— START OF Records supplied —

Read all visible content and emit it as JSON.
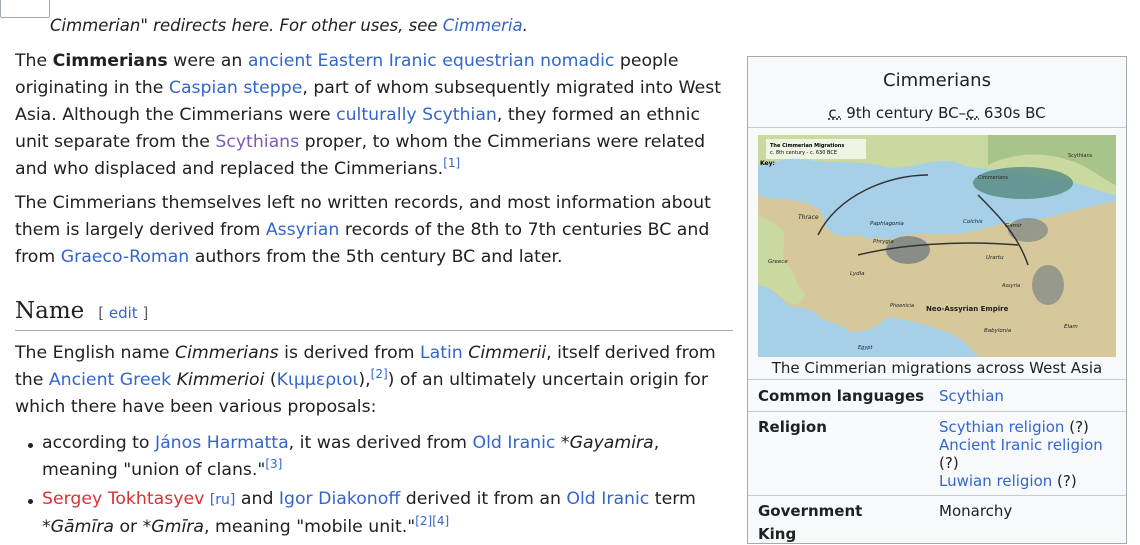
{
  "hatnote": {
    "text": "Cimmerian\" redirects here. For other uses, see ",
    "link": "Cimmeria",
    "end": "."
  },
  "intro": {
    "p1": {
      "t1": "The ",
      "bold": "Cimmerians",
      "t2": " were an ",
      "l1": "ancient Eastern Iranic equestrian nomadic",
      "t3": " people originating in the ",
      "l2": "Caspian steppe",
      "t4": ", part of whom subsequently migrated into West Asia. Although the Cimmerians were ",
      "l3": "culturally Scythian",
      "t5": ", they formed an ethnic unit separate from the ",
      "l4": "Scythians",
      "t6": " proper, to whom the Cimmerians were related and who displaced and replaced the Cimmerians.",
      "ref": "[1]"
    },
    "p2": {
      "t1": "The Cimmerians themselves left no written records, and most information about them is largely derived from ",
      "l1": "Assyrian",
      "t2": " records of the 8th to 7th centuries BC and from ",
      "l2": "Graeco-Roman",
      "t3": " authors from the 5th century BC and later."
    }
  },
  "section": {
    "heading": "Name",
    "edit_open": "[ ",
    "edit": "edit",
    "edit_close": " ]"
  },
  "name_para": {
    "t1": "The English name ",
    "i1": "Cimmerians",
    "t2": " is derived from ",
    "l1": "Latin",
    "t3": " ",
    "i2": "Cimmerii",
    "t4": ", itself derived from the ",
    "l2": "Ancient Greek",
    "t5": " ",
    "i3": "Kimmerioi",
    "t6": " (",
    "l3": "Κιμμεριοι",
    "t7": "),",
    "ref": "[2]",
    "t8": ") of an ultimately uncertain origin for which there have been various proposals:"
  },
  "bullets": [
    {
      "t1": "according to ",
      "l1": "János Harmatta",
      "t2": ", it was derived from ",
      "l2": "Old Iranic",
      "t3": " *",
      "i1": "Gayamira",
      "t4": ", meaning \"union of clans.\"",
      "ref": "[3]"
    },
    {
      "l0": "Sergey Tokhtasyev",
      "lang": "[ru]",
      "t1": " and ",
      "l1": "Igor Diakonoff",
      "t2": " derived it from an ",
      "l2": "Old Iranic",
      "t3": " term *",
      "i1": "Gāmīra",
      "t4": " or *",
      "i2": "Gmīra",
      "t5": ", meaning \"mobile unit.\"",
      "ref": "[2][4]"
    }
  ],
  "infobox": {
    "title": "Cimmerians",
    "period_c1": "c.",
    "period_mid": " 9th century BC–",
    "period_c2": "c.",
    "period_end": " 630s BC",
    "map_labels": {
      "title1": "The Cimmerian Migrations",
      "title2": "c. 8th century - c. 630 BCE",
      "key": "Key:",
      "cimmerians": "Cimmerians",
      "scythians": "Scythians",
      "thrace": "Thrace",
      "paphlagonia": "Paphlagonia",
      "phrygia": "Phrygia",
      "colchis": "Colchis",
      "gamir": "Gamir",
      "lydia": "Lydia",
      "urartu": "Urartu",
      "greece": "Greece",
      "assyria": "Assyria",
      "neo_assyrian": "Neo-Assyrian Empire",
      "phoenicia": "Phoenicia",
      "babylonia": "Babylonia",
      "elam": "Elam",
      "egypt": "Egypt"
    },
    "caption": "The Cimmerian migrations across West Asia",
    "rows": [
      {
        "label": "Common languages",
        "value": "Scythian"
      },
      {
        "label": "Religion",
        "v1": "Scythian religion",
        "q1": " (?)",
        "v2": "Ancient Iranic religion",
        "q2": "(?)",
        "v3": "Luwian religion",
        "q3": " (?)"
      },
      {
        "label": "Government",
        "value": "Monarchy"
      },
      {
        "label": "King",
        "value": ""
      }
    ]
  },
  "colors": {
    "link": "#3366cc",
    "visited": "#795cb2",
    "redlink": "#d73333",
    "text": "#202122",
    "infobox_bg": "#f8f9fa",
    "border": "#a2a9b1"
  }
}
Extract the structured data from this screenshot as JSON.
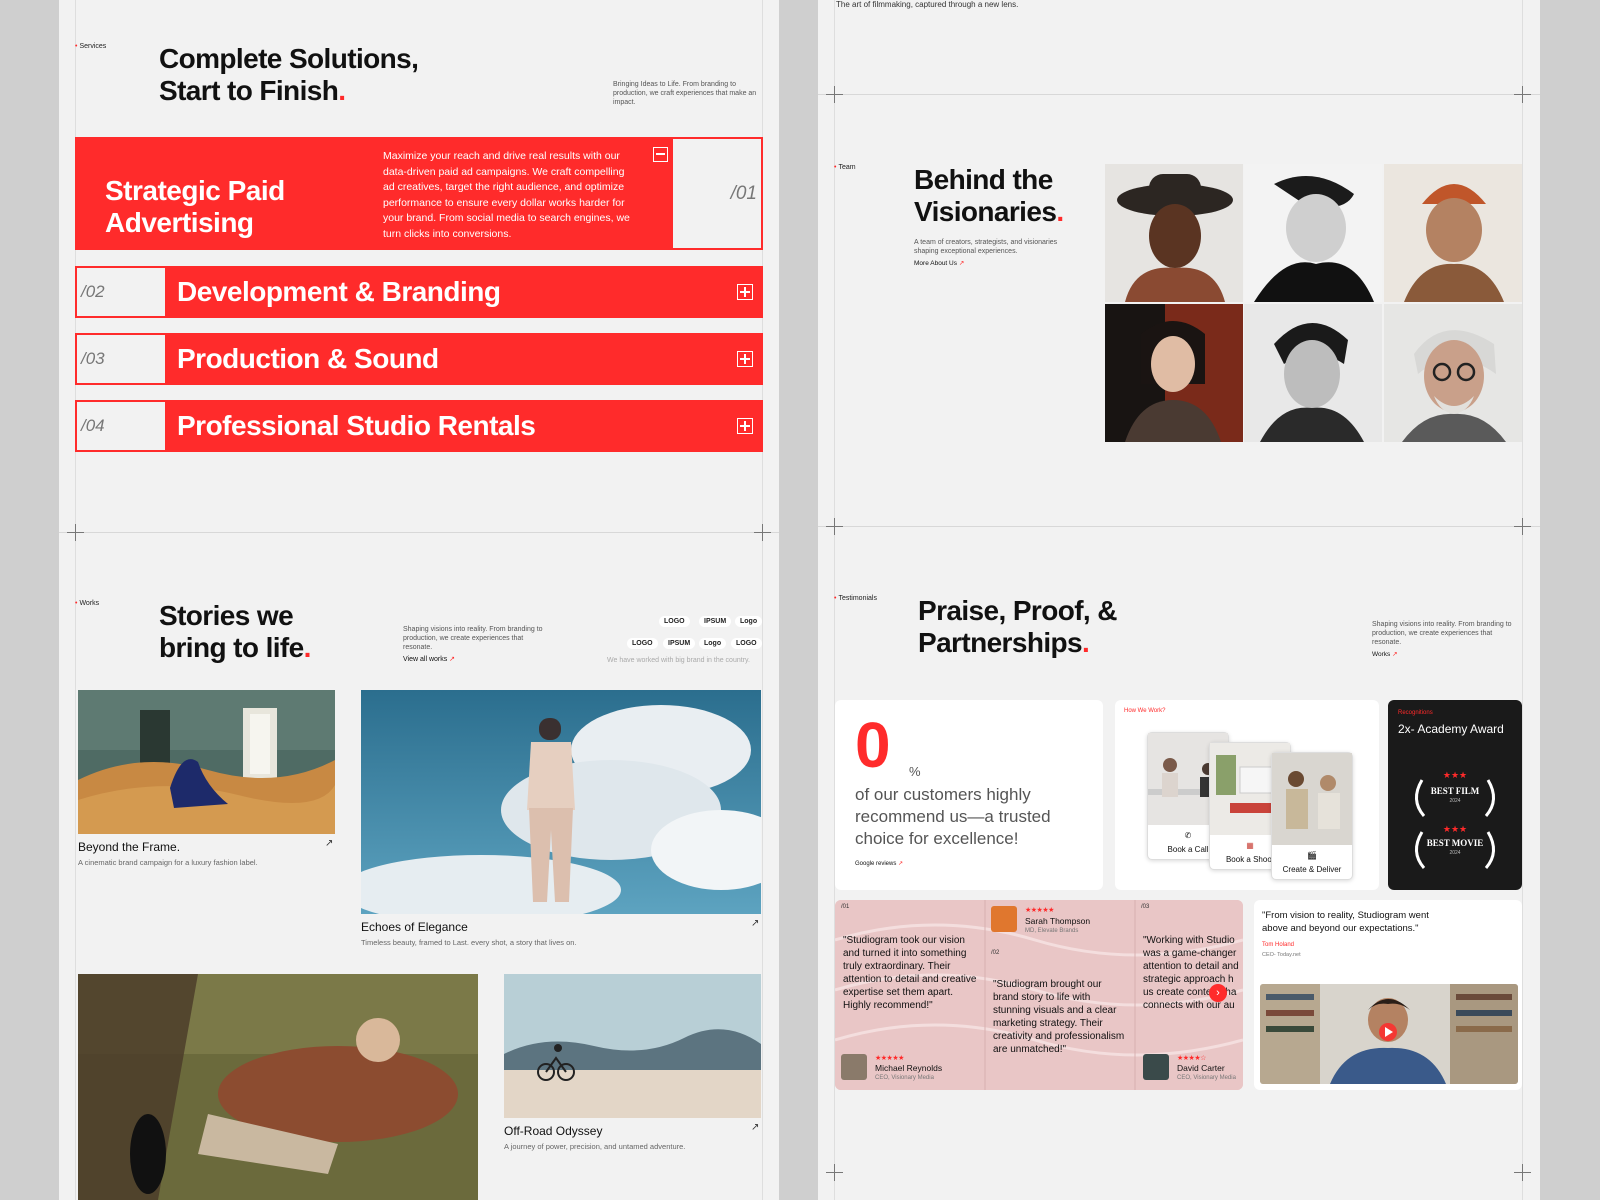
{
  "services": {
    "label": "Services",
    "title_line1": "Complete Solutions,",
    "title_line2": "Start to Finish",
    "title_dot": ".",
    "intro": "Bringing Ideas to Life. From branding to production, we craft experiences that make an impact.",
    "open_item": {
      "title_line1": "Strategic Paid",
      "title_line2": "Advertising",
      "description": "Maximize your reach and drive real results with our data-driven paid ad campaigns. We craft compelling ad creatives, target the right audience, and optimize performance to ensure every dollar works harder for your brand. From social media to search engines, we turn clicks into conversions.",
      "number": "/01"
    },
    "items": [
      {
        "number": "/02",
        "title": "Development & Branding"
      },
      {
        "number": "/03",
        "title": "Production & Sound"
      },
      {
        "number": "/04",
        "title": "Professional Studio Rentals"
      }
    ]
  },
  "works": {
    "label": "Works",
    "title_line1": "Stories we",
    "title_line2": "bring to life",
    "title_dot": ".",
    "intro": "Shaping visions into reality. From branding to production, we create experiences that resonate.",
    "view_all": "View all works",
    "logos": [
      "LOGO",
      "IPSUM",
      "Logo",
      "LOGO",
      "IPSUM",
      "Logo",
      "LOGO"
    ],
    "brands_note": "We have worked with big brand in the country.",
    "items": [
      {
        "title": "Beyond the Frame.",
        "subtitle": "A cinematic brand campaign for a luxury fashion label."
      },
      {
        "title": "Echoes of Elegance",
        "subtitle": "Timeless beauty, framed to Last. every shot, a story that lives on."
      },
      {
        "title": "",
        "subtitle": ""
      },
      {
        "title": "Off-Road Odyssey",
        "subtitle": "A journey of power, precision, and untamed adventure."
      }
    ]
  },
  "hero_caption": "The art of filmmaking, captured through a new lens.",
  "team": {
    "label": "Team",
    "title_line1": "Behind the",
    "title_line2": "Visionaries",
    "title_dot": ".",
    "intro": "A team of creators, strategists, and visionaries shaping exceptional experiences.",
    "more_link": "More About Us"
  },
  "testimonials": {
    "label": "Testimonials",
    "title_line1": "Praise, Proof, &",
    "title_line2": "Partnerships",
    "title_dot": ".",
    "intro": "Shaping visions into reality. From branding to production, we create experiences that resonate.",
    "works_link": "Works",
    "stat": {
      "value": "0",
      "unit": "%",
      "text": "of our customers highly recommend us—a trusted choice for excellence!",
      "link": "Google reviews"
    },
    "how_we_work": {
      "label": "How We Work?",
      "steps": [
        "Book a Call",
        "Book a Shoot",
        "Create & Deliver"
      ]
    },
    "recognitions": {
      "label": "Recognitions",
      "title": "2x- Academy Award",
      "badges": [
        "BEST FILM",
        "BEST MOVIE"
      ],
      "badge_year": "2024"
    },
    "quotes": [
      {
        "number": "/01",
        "text": "\"Studiogram took our vision and turned it into something truly extraordinary. Their attention to detail and creative expertise set them apart. Highly recommend!\"",
        "name": "Michael Reynolds",
        "role": "CEO, Visionary Media",
        "stars": "★★★★★"
      },
      {
        "number": "/02",
        "text": "\"Studiogram brought our brand story to life with stunning visuals and a clear marketing strategy. Their creativity and professionalism are unmatched!\"",
        "name": "Sarah Thompson",
        "role": "MD, Elevate Brands",
        "stars": "★★★★★"
      },
      {
        "number": "/03",
        "text": "\"Working with Studio was a game-changer attention to detail and strategic approach h us create content tha connects with our au",
        "name": "David Carter",
        "role": "CEO, Visionary Media",
        "stars": "★★★★☆"
      }
    ],
    "video_card": {
      "quote": "\"From vision to reality, Studiogram went above and beyond our expectations.\"",
      "name": "Tom Holand",
      "role": "CEO- Today.net"
    }
  },
  "colors": {
    "accent": "#ff2b2b",
    "background": "#f2f2f2",
    "dark_card": "#1a1a1a"
  }
}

— END OF Records supplied —

■ **Task**: Above are records to transcribe exactly; leave their pictures out.

■ **Finished answer**:
Read all visible content and emit it as JSON.
{
  "hatnote": {
    "text": "Cimmerian\" redirects here. For other uses, see ",
    "link": "Cimmeria",
    "end": "."
  },
  "intro": {
    "p1": {
      "t1": "The ",
      "bold": "Cimmerians",
      "t2": " were an ",
      "l1": "ancient Eastern Iranic equestrian nomadic",
      "t3": " people originating in the ",
      "l2": "Caspian steppe",
      "t4": ", part of whom subsequently migrated into West Asia. Although the Cimmerians were ",
      "l3": "culturally Scythian",
      "t5": ", they formed an ethnic unit separate from the ",
      "l4": "Scythians",
      "t6": " proper, to whom the Cimmerians were related and who displaced and replaced the Cimmerians.",
      "ref": "[1]"
    },
    "p2": {
      "t1": "The Cimmerians themselves left no written records, and most information about them is largely derived from ",
      "l1": "Assyrian",
      "t2": " records of the 8th to 7th centuries BC and from ",
      "l2": "Graeco-Roman",
      "t3": " authors from the 5th century BC and later."
    }
  },
  "section": {
    "heading": "Name",
    "edit_open": "[ ",
    "edit": "edit",
    "edit_close": " ]"
  },
  "name_para": {
    "t1": "The English name ",
    "i1": "Cimmerians",
    "t2": " is derived from ",
    "l1": "Latin",
    "t3": " ",
    "i2": "Cimmerii",
    "t4": ", itself derived from the ",
    "l2": "Ancient Greek",
    "t5": " ",
    "i3": "Kimmerioi",
    "t6": " (",
    "l3": "Κιμμεριοι",
    "t7": "),",
    "ref": "[2]",
    "t8": ") of an ultimately uncertain origin for which there have been various proposals:"
  },
  "bullets": [
    {
      "t1": "according to ",
      "l1": "János Harmatta",
      "t2": ", it was derived from ",
      "l2": "Old Iranic",
      "t3": " *",
      "i1": "Gayamira",
      "t4": ", meaning \"union of clans.\"",
      "ref": "[3]"
    },
    {
      "l0": "Sergey Tokhtasyev",
      "lang": "[ru]",
      "t1": " and ",
      "l1": "Igor Diakonoff",
      "t2": " derived it from an ",
      "l2": "Old Iranic",
      "t3": " term *",
      "i1": "Gāmīra",
      "t4": " or *",
      "i2": "Gmīra",
      "t5": ", meaning \"mobile unit.\"",
      "ref": "[2][4]"
    }
  ],
  "infobox": {
    "title": "Cimmerians",
    "period_c1": "c.",
    "period_mid": " 9th century BC–",
    "period_c2": "c.",
    "period_end": " 630s BC",
    "map_labels": {
      "title1": "The Cimmerian Migrations",
      "title2": "c. 8th century - c. 630 BCE",
      "key": "Key:",
      "cimmerians": "Cimmerians",
      "scythians": "Scythians",
      "thrace": "Thrace",
      "paphlagonia": "Paphlagonia",
      "phrygia": "Phrygia",
      "colchis": "Colchis",
      "gamir": "Gamir",
      "lydia": "Lydia",
      "urartu": "Urartu",
      "greece": "Greece",
      "assyria": "Assyria",
      "neo_assyrian": "Neo-Assyrian Empire",
      "phoenicia": "Phoenicia",
      "babylonia": "Babylonia",
      "elam": "Elam",
      "egypt": "Egypt"
    },
    "caption": "The Cimmerian migrations across West Asia",
    "rows": [
      {
        "label": "Common languages",
        "value": "Scythian"
      },
      {
        "label": "Religion",
        "v1": "Scythian religion",
        "q1": " (?)",
        "v2": "Ancient Iranic religion",
        "q2": "(?)",
        "v3": "Luwian religion",
        "q3": " (?)"
      },
      {
        "label": "Government",
        "value": "Monarchy"
      },
      {
        "label": "King",
        "value": ""
      }
    ]
  },
  "colors": {
    "link": "#3366cc",
    "visited": "#795cb2",
    "redlink": "#d73333",
    "text": "#202122",
    "infobox_bg": "#f8f9fa",
    "border": "#a2a9b1"
  }
}
Extract the structured data from this screenshot as JSON.
{
  "services": {
    "label": "Services",
    "title_line1": "Complete Solutions,",
    "title_line2": "Start to Finish",
    "title_dot": ".",
    "intro": "Bringing Ideas to Life. From branding to production, we craft experiences that make an impact.",
    "open_item": {
      "title_line1": "Strategic Paid",
      "title_line2": "Advertising",
      "description": "Maximize your reach and drive real results with our data-driven paid ad campaigns. We craft compelling ad creatives, target the right audience, and optimize performance to ensure every dollar works harder for your brand. From social media to search engines, we turn clicks into conversions.",
      "number": "/01"
    },
    "items": [
      {
        "number": "/02",
        "title": "Development & Branding"
      },
      {
        "number": "/03",
        "title": "Production & Sound"
      },
      {
        "number": "/04",
        "title": "Professional Studio Rentals"
      }
    ]
  },
  "works": {
    "label": "Works",
    "title_line1": "Stories we",
    "title_line2": "bring to life",
    "title_dot": ".",
    "intro": "Shaping visions into reality. From branding to production, we create experiences that resonate.",
    "view_all": "View all works",
    "logos": [
      "LOGO",
      "IPSUM",
      "Logo",
      "LOGO",
      "IPSUM",
      "Logo",
      "LOGO"
    ],
    "brands_note": "We have worked with big brand in the country.",
    "items": [
      {
        "title": "Beyond the Frame.",
        "subtitle": "A cinematic brand campaign for a luxury fashion label."
      },
      {
        "title": "Echoes of Elegance",
        "subtitle": "Timeless beauty, framed to Last. every shot, a story that lives on."
      },
      {
        "title": "",
        "subtitle": ""
      },
      {
        "title": "Off-Road Odyssey",
        "subtitle": "A journey of power, precision, and untamed adventure."
      }
    ]
  },
  "hero_caption": "The art of filmmaking, captured through a new lens.",
  "team": {
    "label": "Team",
    "title_line1": "Behind the",
    "title_line2": "Visionaries",
    "title_dot": ".",
    "intro": "A team of creators, strategists, and visionaries shaping exceptional experiences.",
    "more_link": "More About Us"
  },
  "testimonials": {
    "label": "Testimonials",
    "title_line1": "Praise, Proof, &",
    "title_line2": "Partnerships",
    "title_dot": ".",
    "intro": "Shaping visions into reality. From branding to production, we create experiences that resonate.",
    "works_link": "Works",
    "stat": {
      "value": "0",
      "unit": "%",
      "text": "of our customers highly recommend us—a trusted choice for excellence!",
      "link": "Google reviews"
    },
    "how_we_work": {
      "label": "How We Work?",
      "steps": [
        "Book a Call",
        "Book a Shoot",
        "Create & Deliver"
      ]
    },
    "recognitions": {
      "label": "Recognitions",
      "title": "2x- Academy Award",
      "badges": [
        "BEST FILM",
        "BEST MOVIE"
      ],
      "badge_year": "2024"
    },
    "quotes": [
      {
        "number": "/01",
        "text": "\"Studiogram took our vision and turned it into something truly extraordinary. Their attention to detail and creative expertise set them apart. Highly recommend!\"",
        "name": "Michael Reynolds",
        "role": "CEO, Visionary Media",
        "stars": "★★★★★"
      },
      {
        "number": "/02",
        "text": "\"Studiogram brought our brand story to life with stunning visuals and a clear marketing strategy. Their creativity and professionalism are unmatched!\"",
        "name": "Sarah Thompson",
        "role": "MD, Elevate Brands",
        "stars": "★★★★★"
      },
      {
        "number": "/03",
        "text": "\"Working with Studio was a game-changer attention to detail and strategic approach h us create content tha connects with our au",
        "name": "David Carter",
        "role": "CEO, Visionary Media",
        "stars": "★★★★☆"
      }
    ],
    "video_card": {
      "quote": "\"From vision to reality, Studiogram went above and beyond our expectations.\"",
      "name": "Tom Holand",
      "role": "CEO- Today.net"
    }
  },
  "colors": {
    "accent": "#ff2b2b",
    "background": "#f2f2f2",
    "dark_card": "#1a1a1a"
  }
}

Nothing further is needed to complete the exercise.